--- START Entries provided ---

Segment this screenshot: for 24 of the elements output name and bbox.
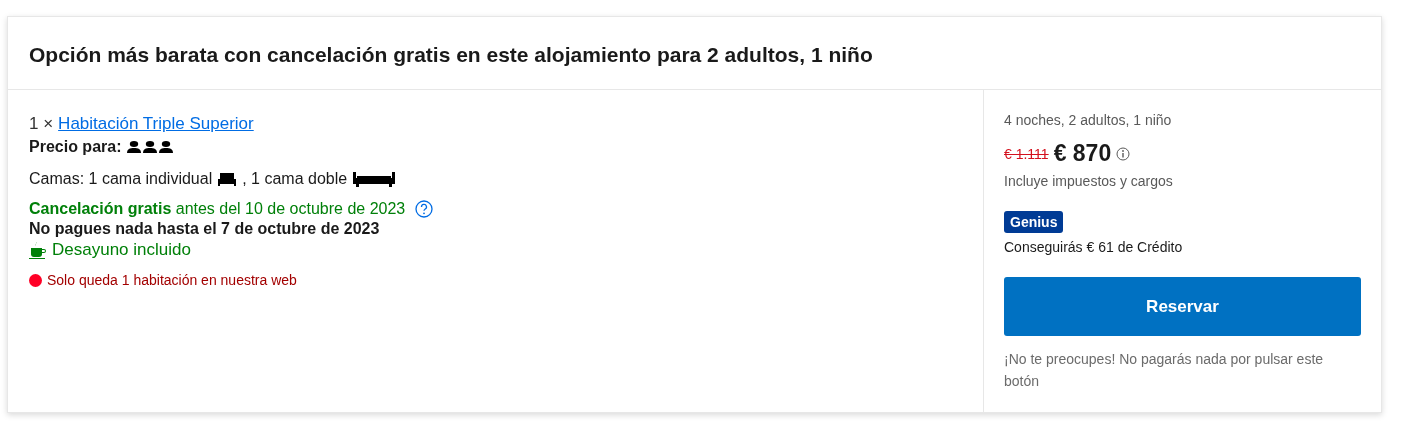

--- END Entries provided ---
--- START Entries provided ---

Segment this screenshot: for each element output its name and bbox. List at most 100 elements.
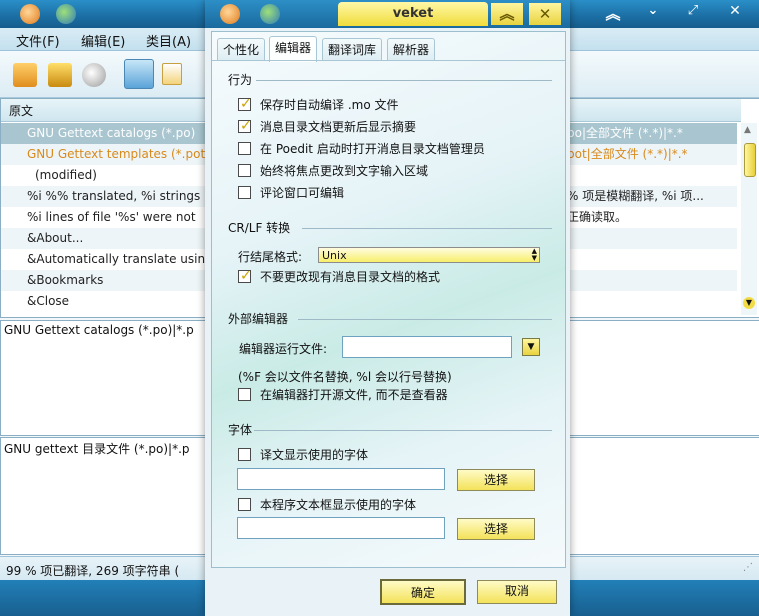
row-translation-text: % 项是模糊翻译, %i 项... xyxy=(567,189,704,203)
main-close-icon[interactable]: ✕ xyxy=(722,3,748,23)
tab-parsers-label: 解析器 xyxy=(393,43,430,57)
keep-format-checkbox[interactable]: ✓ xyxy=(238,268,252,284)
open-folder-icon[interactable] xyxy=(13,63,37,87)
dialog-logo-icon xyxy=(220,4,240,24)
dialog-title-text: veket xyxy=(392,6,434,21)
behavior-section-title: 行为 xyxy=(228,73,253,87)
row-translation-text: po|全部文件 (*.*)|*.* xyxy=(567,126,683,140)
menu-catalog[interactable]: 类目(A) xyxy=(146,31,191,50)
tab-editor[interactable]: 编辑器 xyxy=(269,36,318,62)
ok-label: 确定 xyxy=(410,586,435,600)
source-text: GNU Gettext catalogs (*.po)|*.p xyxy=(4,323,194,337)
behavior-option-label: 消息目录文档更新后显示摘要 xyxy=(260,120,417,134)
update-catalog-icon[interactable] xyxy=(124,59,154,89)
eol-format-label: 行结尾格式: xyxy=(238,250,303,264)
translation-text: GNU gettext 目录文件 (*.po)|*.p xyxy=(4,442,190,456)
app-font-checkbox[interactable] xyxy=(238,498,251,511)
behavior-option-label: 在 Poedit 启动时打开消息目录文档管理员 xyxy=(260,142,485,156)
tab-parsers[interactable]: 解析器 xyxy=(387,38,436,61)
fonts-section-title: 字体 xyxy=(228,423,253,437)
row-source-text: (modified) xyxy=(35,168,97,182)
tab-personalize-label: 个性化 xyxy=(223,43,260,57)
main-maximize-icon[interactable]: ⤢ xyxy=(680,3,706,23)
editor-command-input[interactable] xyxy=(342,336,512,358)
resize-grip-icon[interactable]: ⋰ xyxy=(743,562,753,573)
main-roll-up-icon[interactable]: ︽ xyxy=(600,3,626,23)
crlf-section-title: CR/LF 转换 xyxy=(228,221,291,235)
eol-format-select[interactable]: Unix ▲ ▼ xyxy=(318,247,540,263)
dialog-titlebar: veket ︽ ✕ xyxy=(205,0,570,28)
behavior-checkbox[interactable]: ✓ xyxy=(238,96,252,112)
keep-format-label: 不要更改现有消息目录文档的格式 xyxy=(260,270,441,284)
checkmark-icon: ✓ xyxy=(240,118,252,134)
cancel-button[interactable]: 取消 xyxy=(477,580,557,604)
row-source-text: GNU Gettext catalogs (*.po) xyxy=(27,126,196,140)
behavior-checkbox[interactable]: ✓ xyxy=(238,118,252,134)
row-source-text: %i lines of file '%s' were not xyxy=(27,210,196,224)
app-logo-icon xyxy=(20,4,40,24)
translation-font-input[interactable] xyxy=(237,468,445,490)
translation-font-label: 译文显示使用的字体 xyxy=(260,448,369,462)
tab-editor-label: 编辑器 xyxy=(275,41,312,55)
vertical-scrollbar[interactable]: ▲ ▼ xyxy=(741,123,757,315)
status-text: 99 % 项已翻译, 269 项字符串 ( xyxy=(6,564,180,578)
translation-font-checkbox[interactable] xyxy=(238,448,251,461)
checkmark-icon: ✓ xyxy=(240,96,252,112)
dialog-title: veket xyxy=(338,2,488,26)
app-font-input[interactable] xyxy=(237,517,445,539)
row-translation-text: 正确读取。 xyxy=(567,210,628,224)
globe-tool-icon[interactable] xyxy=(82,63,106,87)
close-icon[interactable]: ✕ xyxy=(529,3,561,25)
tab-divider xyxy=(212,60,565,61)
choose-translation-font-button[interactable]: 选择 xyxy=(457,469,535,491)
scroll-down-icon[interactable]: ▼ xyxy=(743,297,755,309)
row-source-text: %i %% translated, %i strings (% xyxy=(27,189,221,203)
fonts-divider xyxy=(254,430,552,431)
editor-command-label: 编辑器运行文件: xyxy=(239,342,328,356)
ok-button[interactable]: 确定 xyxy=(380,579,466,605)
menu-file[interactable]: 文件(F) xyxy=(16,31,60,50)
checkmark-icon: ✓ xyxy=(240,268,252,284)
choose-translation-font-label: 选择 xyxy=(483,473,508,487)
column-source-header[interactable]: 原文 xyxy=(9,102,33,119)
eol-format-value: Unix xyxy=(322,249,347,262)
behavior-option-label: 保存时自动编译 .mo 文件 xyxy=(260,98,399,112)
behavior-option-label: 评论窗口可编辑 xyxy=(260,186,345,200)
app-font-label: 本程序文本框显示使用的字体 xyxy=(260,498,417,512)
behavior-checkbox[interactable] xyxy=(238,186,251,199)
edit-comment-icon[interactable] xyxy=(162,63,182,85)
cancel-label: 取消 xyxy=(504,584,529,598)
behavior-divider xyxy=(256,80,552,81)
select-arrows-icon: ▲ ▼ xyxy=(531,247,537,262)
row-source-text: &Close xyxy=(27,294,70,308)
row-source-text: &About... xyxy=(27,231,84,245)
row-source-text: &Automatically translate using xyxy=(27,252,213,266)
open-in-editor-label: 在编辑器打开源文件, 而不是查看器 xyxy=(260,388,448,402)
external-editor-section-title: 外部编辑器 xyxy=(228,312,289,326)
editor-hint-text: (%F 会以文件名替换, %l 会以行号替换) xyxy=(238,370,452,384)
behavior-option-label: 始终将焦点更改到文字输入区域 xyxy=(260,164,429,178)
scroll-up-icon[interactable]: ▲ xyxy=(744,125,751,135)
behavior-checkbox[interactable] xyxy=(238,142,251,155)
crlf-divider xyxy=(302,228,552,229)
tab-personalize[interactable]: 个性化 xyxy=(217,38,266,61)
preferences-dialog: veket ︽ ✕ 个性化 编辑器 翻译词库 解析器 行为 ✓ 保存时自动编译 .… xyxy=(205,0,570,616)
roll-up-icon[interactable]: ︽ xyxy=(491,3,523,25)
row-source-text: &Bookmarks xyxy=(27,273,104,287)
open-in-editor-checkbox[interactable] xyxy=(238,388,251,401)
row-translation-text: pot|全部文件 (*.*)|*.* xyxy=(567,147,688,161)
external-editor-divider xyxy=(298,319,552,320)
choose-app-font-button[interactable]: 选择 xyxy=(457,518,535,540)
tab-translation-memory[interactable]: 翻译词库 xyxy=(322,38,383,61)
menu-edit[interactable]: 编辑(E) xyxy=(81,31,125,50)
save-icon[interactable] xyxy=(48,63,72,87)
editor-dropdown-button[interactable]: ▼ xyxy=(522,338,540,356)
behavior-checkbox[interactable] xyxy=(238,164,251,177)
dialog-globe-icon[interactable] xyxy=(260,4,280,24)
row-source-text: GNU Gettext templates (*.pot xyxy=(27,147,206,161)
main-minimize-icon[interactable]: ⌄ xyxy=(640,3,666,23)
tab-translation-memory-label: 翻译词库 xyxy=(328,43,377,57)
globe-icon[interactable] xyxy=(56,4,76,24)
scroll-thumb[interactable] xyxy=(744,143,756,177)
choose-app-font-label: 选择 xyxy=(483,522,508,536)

--- END Entries provided ---

| What is expected |
Please give everything from the line containing "Segment this screenshot: for each" down to the line containing "cancel-button[interactable]: 取消 xyxy=(477,580,557,604)" as a two-column CSV headed instruction and output, one row per entry with its text and its answer, each in one quoted field with line breaks turned into spaces. Leave the pictures out.

| Exercise response |
instruction,output
"Segment this screenshot: for each element output its name and bbox. List at most 100 elements.","row-translation-text: % 项是模糊翻译, %i 项... xyxy=(567,189,704,203) main-close-icon[interactable]: ✕ xyxy=(722,3,748,23) tab-parsers-label: 解析器 xyxy=(393,43,430,57) keep-format-checkbox[interactable]: ✓ xyxy=(238,268,252,284) open-folder-icon[interactable] xyxy=(13,63,37,87) dialog-logo-icon xyxy=(220,4,240,24) dialog-title-text: veket xyxy=(392,6,434,21) behavior-section-title: 行为 xyxy=(228,73,253,87) row-translation-text: po|全部文件 (*.*)|*.* xyxy=(567,126,683,140) menu-catalog[interactable]: 类目(A) xyxy=(146,31,191,50) tab-editor[interactable]: 编辑器 xyxy=(269,36,318,62) ok-label: 确定 xyxy=(410,586,435,600) source-text: GNU Gettext catalogs (*.po)|*.p xyxy=(4,323,194,337) behavior-option-label: 消息目录文档更新后显示摘要 xyxy=(260,120,417,134) update-catalog-icon[interactable] xyxy=(124,59,154,89) eol-format-label: 行结尾格式: xyxy=(238,250,303,264) translation-text: GNU gettext 目录文件 (*.po)|*.p xyxy=(4,442,190,456) app-font-checkbox[interactable] xyxy=(238,498,251,511) behavior-option-label: 在 Poedit 启动时打开消息目录文档管理员 xyxy=(260,142,485,156) tab-parsers[interactable]: 解析器 xyxy=(387,38,436,61) fonts-section-title: 字体 xyxy=(228,423,253,437) row-source-text: (modified) xyxy=(35,168,97,182) tab-personalize-label: 个性化 xyxy=(223,43,260,57) main-maximize-icon[interactable]: ⤢ xyxy=(680,3,706,23) editor-command-input[interactable] xyxy=(342,336,512,358) resize-grip-icon[interactable]: ⋰ xyxy=(743,562,753,573) main-roll-up-icon[interactable]: ︽ xyxy=(600,3,626,23) crlf-section-title: CR/LF 转换 xyxy=(228,221,291,235) eol-format-select[interactable]: Unix ▲ ▼ xyxy=(318,247,540,263) dialog-titlebar: veket ︽ ✕ xyxy=(205,0,570,28) behavior-checkbox[interactable]: ✓ xyxy=(238,96,252,112) keep-format-label: 不要更改现有消息目录文档的格式 xyxy=(260,270,441,284) checkmark-icon: ✓ xyxy=(240,118,252,134) cancel-button[interactable]: 取消 xyxy=(477,580,557,604)"